STATED PROBLEM » Scan the records below. List lines holding "CROISIÈRE".

DATA TO PROCESS »
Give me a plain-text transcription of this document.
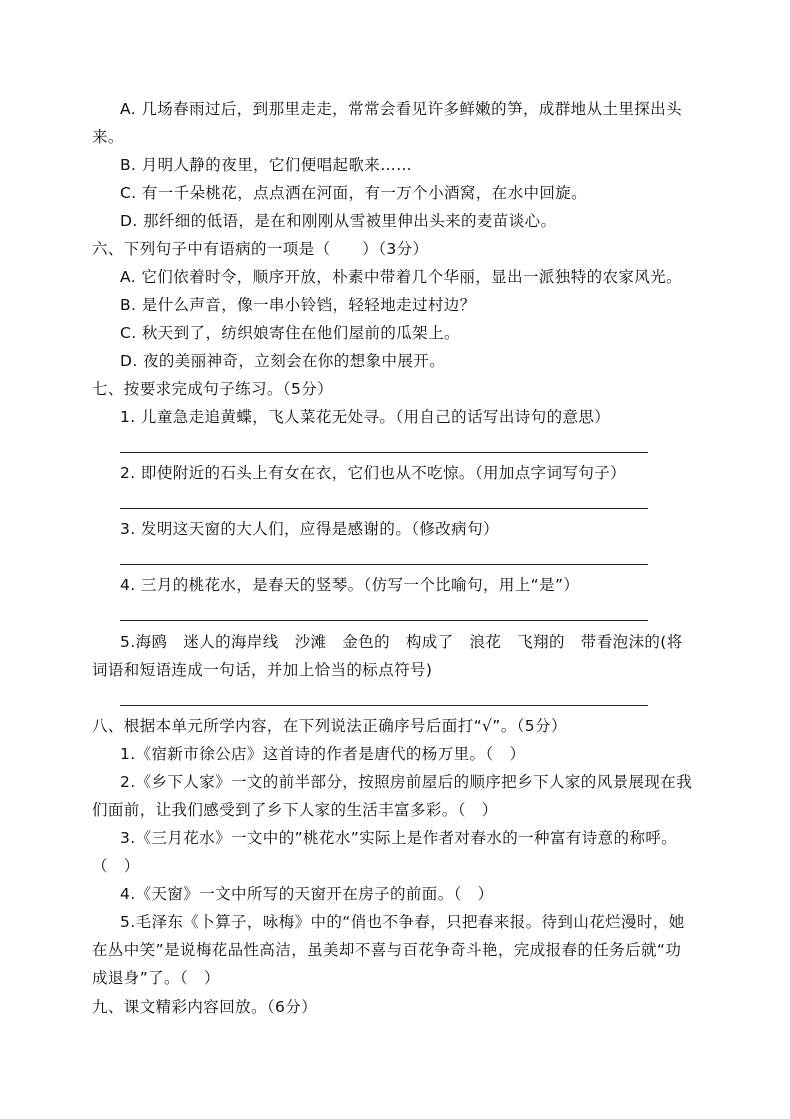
A. 几场春雨过后，到那里走走，常常会看见许多鲜嫩的笋，成群地从土里探出头
来。
B. 月明人静的夜里，它们便唱起歌来……
C. 有一千朵桃花，点点洒在河面，有一万个小酒窝，在水中回旋。
D. 那纤细的低语，是在和刚刚从雪被里伸出头来的麦苗谈心。
六、下列句子中有语病的一项是（　　）（3分）
A. 它们依着时令，顺序开放，朴素中带着几个华丽，显出一派独特的农家风光。
B. 是什么声音，像一串小铃铛，轻轻地走过村边？
C. 秋天到了，纺织娘寄住在他们屋前的瓜架上。
D. 夜的美丽神奇，立刻会在你的想象中展开。
七、按要求完成句子练习。（5分）
1. 儿童急走追黄蝶，飞人菜花无处寻。（用自己的话写出诗句的意思）
2. 即使附近的石头上有女在衣，它们也从不吃惊。（用加点字词写句子）
3. 发明这天窗的大人们，应得是感谢的。（修改病句）
4. 三月的桃花水，是春天的竖琴。（仿写一个比喻句，用上“是”）
5.海鸥　迷人的海岸线　沙滩　金色的　构成了　浪花　飞翔的　带看泡沫的(将
词语和短语连成一句话，并加上恰当的标点符号)
八、根据本单元所学内容，在下列说法正确序号后面打“√”。（5分）
1.《宿新市徐公店》这首诗的作者是唐代的杨万里。（　）
2.《乡下人家》一文的前半部分，按照房前屋后的顺序把乡下人家的风景展现在我
们面前，让我们感受到了乡下人家的生活丰富多彩。（　）
3.《三月花水》一文中的”桃花水”实际上是作者对春水的一种富有诗意的称呼。
（　）
4.《天窗》一文中所写的天窗开在房子的前面。（　）
5.毛泽东《卜算子，咏梅》中的“俏也不争春，只把春来报。待到山花烂漫时，她
在丛中笑”是说梅花品性高洁，虽美却不喜与百花争奇斗艳，完成报春的任务后就“功
成退身”了。（　）
九、课文精彩内容回放。（6分）
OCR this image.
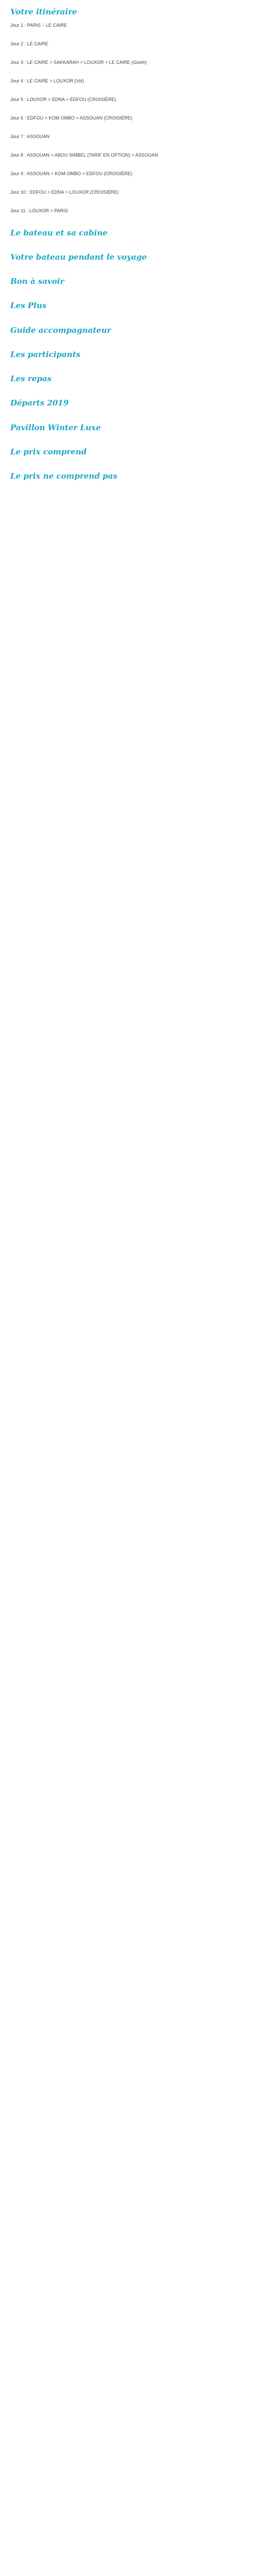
Votre itinéraire
Jour 1 : PARIS – LE CAIRE
Jour 2 : LE CAIRE
Jour 3 : LE CAIRE > SAKKARAH > LOUXOR > LE CAIRE (Gizeh)
Jour 4 : LE CAIRE > LOUXOR (Vol)
Jour 5 : LOUXOR > EDNA > EDFOU (CROISIÈRE)
Jour 6 : EDFOU > KOM OMBO > ASSOUAN (CROISIÈRE)
Jour 7 : ASSOUAN
Jour 8 : ASSOUAN > ABOU SIMBEL (TARIF EN OPTION) > ASSOUAN
Jour 9 : ASSOUAN > KOM OMBO > EDFOU (CROISIÈRE)
Jour 10 : EDFOU > EDNA > LOUXOR (CROISIÈRE)
Jour 11 : LOUXOR > PARIS
Le bateau et sa cabine
Votre bateau pendant le voyage
Bon à savoir
Les Plus
Guide accompagnateur
Les participants
Les repas
Départs 2019
Pavillon Winter Luxe
Le prix comprend
Le prix ne comprend pas
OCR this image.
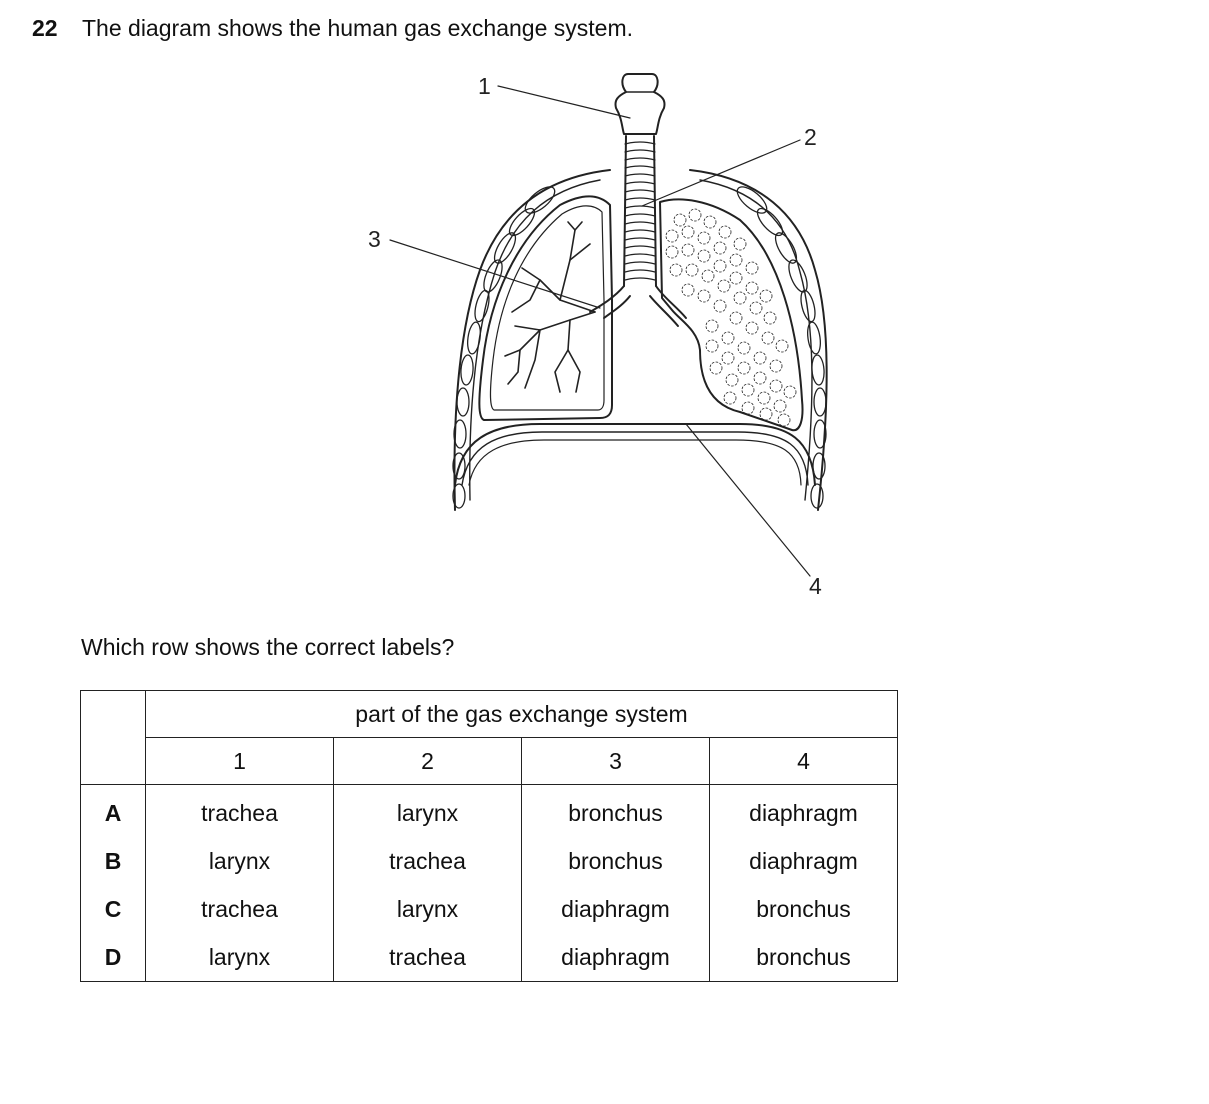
22 The diagram shows the human gas exchange system.
1
2
3
4
Which row shows the correct labels?
	part of the gas exchange system			
	1	2	3	4
A	trachea	larynx	bronchus	diaphragm
B	larynx	trachea	bronchus	diaphragm
C	trachea	larynx	diaphragm	bronchus
D	larynx	trachea	diaphragm	bronchus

RESULT FOR THIS TASK »
Jour 5 : LOUXOR > EDNA > EDFOU (CROISIÈRE)
Jour 6 : EDFOU > KOM OMBO > ASSOUAN (CROISIÈRE)
Jour 9 : ASSOUAN > KOM OMBO > EDFOU (CROISIÈRE)
Jour 10 : EDFOU > EDNA > LOUXOR (CROISIÈRE)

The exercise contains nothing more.